■ What this task involves ■
Produce a verbatim copy of the entries listed below.

-------- Extracted material --------

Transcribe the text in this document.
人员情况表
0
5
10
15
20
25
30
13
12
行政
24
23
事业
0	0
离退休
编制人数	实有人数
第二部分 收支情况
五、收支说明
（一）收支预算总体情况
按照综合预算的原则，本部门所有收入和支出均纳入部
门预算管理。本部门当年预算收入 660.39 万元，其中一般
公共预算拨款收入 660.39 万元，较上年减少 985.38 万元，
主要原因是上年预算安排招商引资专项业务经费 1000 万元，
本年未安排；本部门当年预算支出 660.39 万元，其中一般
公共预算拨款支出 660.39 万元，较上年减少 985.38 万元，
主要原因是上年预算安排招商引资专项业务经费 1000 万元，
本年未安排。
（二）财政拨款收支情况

--------

■ Written response ■
Transcribe the text in this document.
人员情况表
0
5
10
15
20
25
30
13
12
行政
24
23
事业
0	0
离退休
编制人数	实有人数
第二部分 收支情况
五、收支说明
（一）收支预算总体情况
按照综合预算的原则，本部门所有收入和支出均纳入部
门预算管理。本部门当年预算收入 660.39 万元，其中一般
公共预算拨款收入 660.39 万元，较上年减少 985.38 万元，
主要原因是上年预算安排招商引资专项业务经费 1000 万元，
本年未安排；本部门当年预算支出 660.39 万元，其中一般
公共预算拨款支出 660.39 万元，较上年减少 985.38 万元，
主要原因是上年预算安排招商引资专项业务经费 1000 万元，
本年未安排。
（二）财政拨款收支情况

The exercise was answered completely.